Repeat the data that follows, word for word, without the images.

-- Data to use start --

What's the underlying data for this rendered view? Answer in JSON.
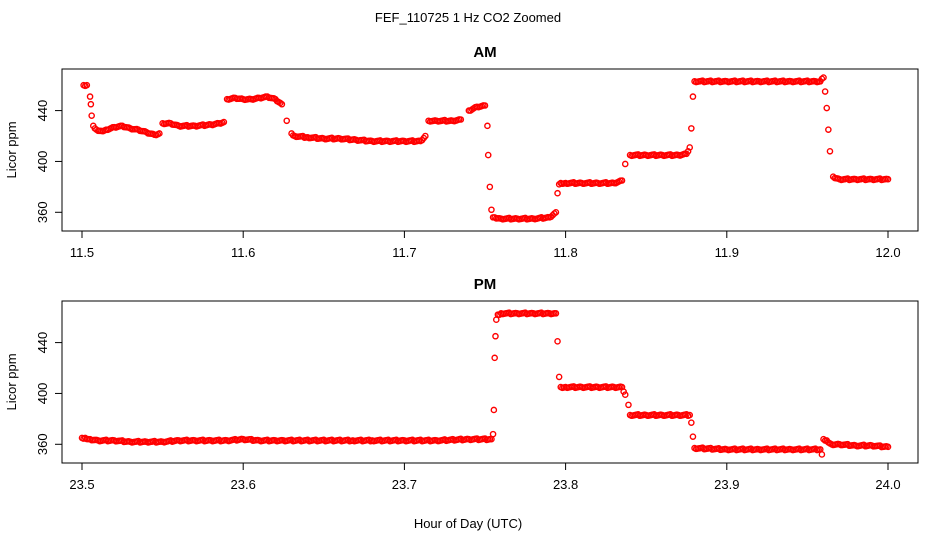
{
  "figure": {
    "title": "FEF_110725  1 Hz CO2 Zoomed",
    "xlabel": "Hour of Day (UTC)"
  },
  "colors": {
    "points": "#ff0000",
    "axis": "#000000"
  },
  "chart_data": [
    {
      "type": "scatter",
      "title": "AM",
      "xlabel": "",
      "ylabel": "Licor ppm",
      "xlim": [
        11.5,
        12.0
      ],
      "ylim": [
        350,
        468
      ],
      "xticks": [
        11.5,
        11.6,
        11.7,
        11.8,
        11.9,
        12.0
      ],
      "xtick_labels": [
        "11.5",
        "11.6",
        "11.7",
        "11.8",
        "11.9",
        "12.0"
      ],
      "yticks": [
        360,
        400,
        440
      ],
      "ytick_labels": [
        "360",
        "400",
        "440"
      ],
      "grid": false,
      "series": [
        {
          "x": [
            11.501,
            11.503,
            11.505,
            11.5055,
            11.506,
            11.507,
            11.509,
            11.512,
            11.515,
            11.52,
            11.525,
            11.53,
            11.535,
            11.54,
            11.545,
            11.548,
            11.55,
            11.555,
            11.56,
            11.57,
            11.58,
            11.585,
            11.588,
            11.59,
            11.595,
            11.6,
            11.605,
            11.61,
            11.615,
            11.62,
            11.624,
            11.627,
            11.63,
            11.632,
            11.64,
            11.65,
            11.66,
            11.67,
            11.68,
            11.69,
            11.7,
            11.71,
            11.713,
            11.715,
            11.72,
            11.73,
            11.735,
            11.74,
            11.745,
            11.75,
            11.7515,
            11.752,
            11.753,
            11.754,
            11.755,
            11.756,
            11.76,
            11.77,
            11.78,
            11.79,
            11.794,
            11.795,
            11.796,
            11.797,
            11.8,
            11.81,
            11.82,
            11.83,
            11.835,
            11.837,
            11.84,
            11.85,
            11.86,
            11.87,
            11.875,
            11.877,
            11.878,
            11.879,
            11.88,
            11.9,
            11.92,
            11.94,
            11.955,
            11.958,
            11.959,
            11.96,
            11.961,
            11.962,
            11.963,
            11.964,
            11.966,
            11.97,
            11.98,
            11.99,
            12.0
          ],
          "y": [
            460,
            460,
            451,
            445,
            436,
            428,
            425,
            424,
            425,
            427,
            428,
            426,
            425,
            423,
            421,
            422,
            430,
            430,
            428,
            428,
            429,
            430,
            431,
            449,
            450,
            449,
            449,
            450,
            451,
            449,
            445,
            432,
            422,
            420,
            419,
            418,
            418,
            417,
            416,
            416,
            416,
            416,
            420,
            432,
            432,
            432,
            433,
            440,
            443,
            444,
            428,
            405,
            380,
            362,
            356,
            356,
            355,
            355,
            355,
            356,
            360,
            375,
            382,
            383,
            383,
            383,
            383,
            383,
            385,
            398,
            405,
            405,
            405,
            405,
            406,
            411,
            426,
            451,
            463,
            463,
            463,
            463,
            463,
            463,
            465,
            466,
            455,
            442,
            425,
            408,
            388,
            386,
            386,
            386,
            386
          ]
        }
      ]
    },
    {
      "type": "scatter",
      "title": "PM",
      "xlabel": "",
      "ylabel": "Licor ppm",
      "xlim": [
        23.5,
        24.0
      ],
      "ylim": [
        350,
        468
      ],
      "xticks": [
        23.5,
        23.6,
        23.7,
        23.8,
        23.9,
        24.0
      ],
      "xtick_labels": [
        "23.5",
        "23.6",
        "23.7",
        "23.8",
        "23.9",
        "24.0"
      ],
      "yticks": [
        360,
        400,
        440
      ],
      "ytick_labels": [
        "360",
        "400",
        "440"
      ],
      "grid": false,
      "series": [
        {
          "x": [
            23.5,
            23.502,
            23.505,
            23.51,
            23.52,
            23.53,
            23.54,
            23.55,
            23.56,
            23.57,
            23.58,
            23.59,
            23.6,
            23.61,
            23.62,
            23.625,
            23.668,
            23.68,
            23.7,
            23.72,
            23.74,
            23.754,
            23.755,
            23.7555,
            23.756,
            23.7565,
            23.757,
            23.758,
            23.76,
            23.77,
            23.78,
            23.79,
            23.794,
            23.795,
            23.796,
            23.797,
            23.8,
            23.81,
            23.82,
            23.83,
            23.835,
            23.837,
            23.839,
            23.84,
            23.85,
            23.86,
            23.87,
            23.877,
            23.878,
            23.879,
            23.88,
            23.9,
            23.92,
            23.94,
            23.958,
            23.959,
            23.96,
            23.962,
            23.965,
            23.97,
            23.98,
            23.99,
            24.0
          ],
          "y": [
            365,
            365,
            364,
            363,
            363,
            362,
            362,
            362,
            363,
            363,
            363,
            363,
            364,
            363,
            363,
            363,
            363,
            363,
            363,
            363,
            364,
            364,
            368,
            387,
            428,
            445,
            458,
            462,
            463,
            463,
            463,
            463,
            463,
            441,
            413,
            405,
            405,
            405,
            405,
            405,
            405,
            399,
            391,
            383,
            383,
            383,
            383,
            383,
            377,
            366,
            357,
            356,
            356,
            356,
            356,
            352,
            364,
            363,
            360,
            360,
            359,
            359,
            358
          ]
        }
      ]
    }
  ]
}
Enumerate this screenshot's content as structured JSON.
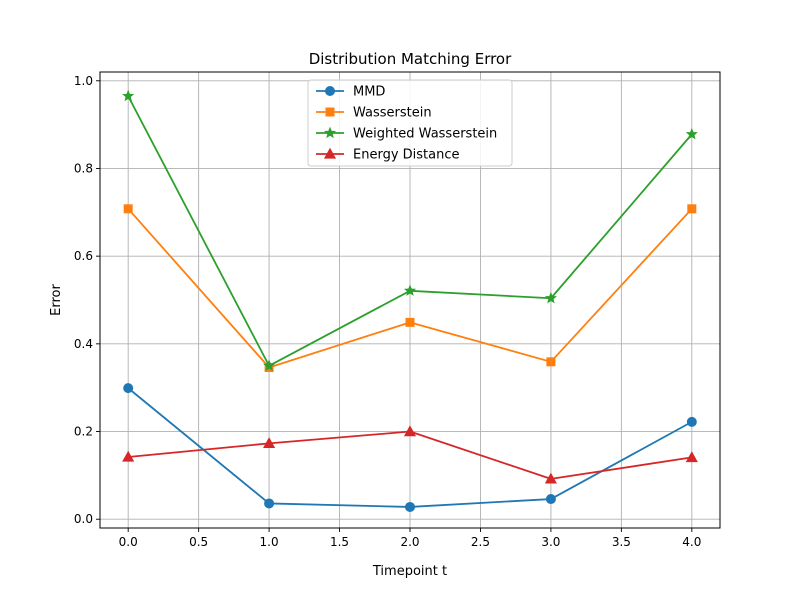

-- Data to use end --

- Solution for this exercise -
What's the underlying data for this rendered view? Answer in JSON.
{
  "figure": {
    "title": "FEF_110725  1 Hz CO2 Zoomed",
    "xlabel": "Hour of Day (UTC)"
  },
  "colors": {
    "points": "#ff0000",
    "axis": "#000000"
  },
  "chart_data": [
    {
      "type": "scatter",
      "title": "AM",
      "xlabel": "",
      "ylabel": "Licor ppm",
      "xlim": [
        11.5,
        12.0
      ],
      "ylim": [
        350,
        468
      ],
      "xticks": [
        11.5,
        11.6,
        11.7,
        11.8,
        11.9,
        12.0
      ],
      "xtick_labels": [
        "11.5",
        "11.6",
        "11.7",
        "11.8",
        "11.9",
        "12.0"
      ],
      "yticks": [
        360,
        400,
        440
      ],
      "ytick_labels": [
        "360",
        "400",
        "440"
      ],
      "grid": false,
      "series": [
        {
          "x": [
            11.501,
            11.503,
            11.505,
            11.5055,
            11.506,
            11.507,
            11.509,
            11.512,
            11.515,
            11.52,
            11.525,
            11.53,
            11.535,
            11.54,
            11.545,
            11.548,
            11.55,
            11.555,
            11.56,
            11.57,
            11.58,
            11.585,
            11.588,
            11.59,
            11.595,
            11.6,
            11.605,
            11.61,
            11.615,
            11.62,
            11.624,
            11.627,
            11.63,
            11.632,
            11.64,
            11.65,
            11.66,
            11.67,
            11.68,
            11.69,
            11.7,
            11.71,
            11.713,
            11.715,
            11.72,
            11.73,
            11.735,
            11.74,
            11.745,
            11.75,
            11.7515,
            11.752,
            11.753,
            11.754,
            11.755,
            11.756,
            11.76,
            11.77,
            11.78,
            11.79,
            11.794,
            11.795,
            11.796,
            11.797,
            11.8,
            11.81,
            11.82,
            11.83,
            11.835,
            11.837,
            11.84,
            11.85,
            11.86,
            11.87,
            11.875,
            11.877,
            11.878,
            11.879,
            11.88,
            11.9,
            11.92,
            11.94,
            11.955,
            11.958,
            11.959,
            11.96,
            11.961,
            11.962,
            11.963,
            11.964,
            11.966,
            11.97,
            11.98,
            11.99,
            12.0
          ],
          "y": [
            460,
            460,
            451,
            445,
            436,
            428,
            425,
            424,
            425,
            427,
            428,
            426,
            425,
            423,
            421,
            422,
            430,
            430,
            428,
            428,
            429,
            430,
            431,
            449,
            450,
            449,
            449,
            450,
            451,
            449,
            445,
            432,
            422,
            420,
            419,
            418,
            418,
            417,
            416,
            416,
            416,
            416,
            420,
            432,
            432,
            432,
            433,
            440,
            443,
            444,
            428,
            405,
            380,
            362,
            356,
            356,
            355,
            355,
            355,
            356,
            360,
            375,
            382,
            383,
            383,
            383,
            383,
            383,
            385,
            398,
            405,
            405,
            405,
            405,
            406,
            411,
            426,
            451,
            463,
            463,
            463,
            463,
            463,
            463,
            465,
            466,
            455,
            442,
            425,
            408,
            388,
            386,
            386,
            386,
            386
          ]
        }
      ]
    },
    {
      "type": "scatter",
      "title": "PM",
      "xlabel": "",
      "ylabel": "Licor ppm",
      "xlim": [
        23.5,
        24.0
      ],
      "ylim": [
        350,
        468
      ],
      "xticks": [
        23.5,
        23.6,
        23.7,
        23.8,
        23.9,
        24.0
      ],
      "xtick_labels": [
        "23.5",
        "23.6",
        "23.7",
        "23.8",
        "23.9",
        "24.0"
      ],
      "yticks": [
        360,
        400,
        440
      ],
      "ytick_labels": [
        "360",
        "400",
        "440"
      ],
      "grid": false,
      "series": [
        {
          "x": [
            23.5,
            23.502,
            23.505,
            23.51,
            23.52,
            23.53,
            23.54,
            23.55,
            23.56,
            23.57,
            23.58,
            23.59,
            23.6,
            23.61,
            23.62,
            23.625,
            23.668,
            23.68,
            23.7,
            23.72,
            23.74,
            23.754,
            23.755,
            23.7555,
            23.756,
            23.7565,
            23.757,
            23.758,
            23.76,
            23.77,
            23.78,
            23.79,
            23.794,
            23.795,
            23.796,
            23.797,
            23.8,
            23.81,
            23.82,
            23.83,
            23.835,
            23.837,
            23.839,
            23.84,
            23.85,
            23.86,
            23.87,
            23.877,
            23.878,
            23.879,
            23.88,
            23.9,
            23.92,
            23.94,
            23.958,
            23.959,
            23.96,
            23.962,
            23.965,
            23.97,
            23.98,
            23.99,
            24.0
          ],
          "y": [
            365,
            365,
            364,
            363,
            363,
            362,
            362,
            362,
            363,
            363,
            363,
            363,
            364,
            363,
            363,
            363,
            363,
            363,
            363,
            363,
            364,
            364,
            368,
            387,
            428,
            445,
            458,
            462,
            463,
            463,
            463,
            463,
            463,
            441,
            413,
            405,
            405,
            405,
            405,
            405,
            405,
            399,
            391,
            383,
            383,
            383,
            383,
            383,
            377,
            366,
            357,
            356,
            356,
            356,
            356,
            352,
            364,
            363,
            360,
            360,
            359,
            359,
            358
          ]
        }
      ]
    }
  ]
}
Enumerate this screenshot's content as structured JSON.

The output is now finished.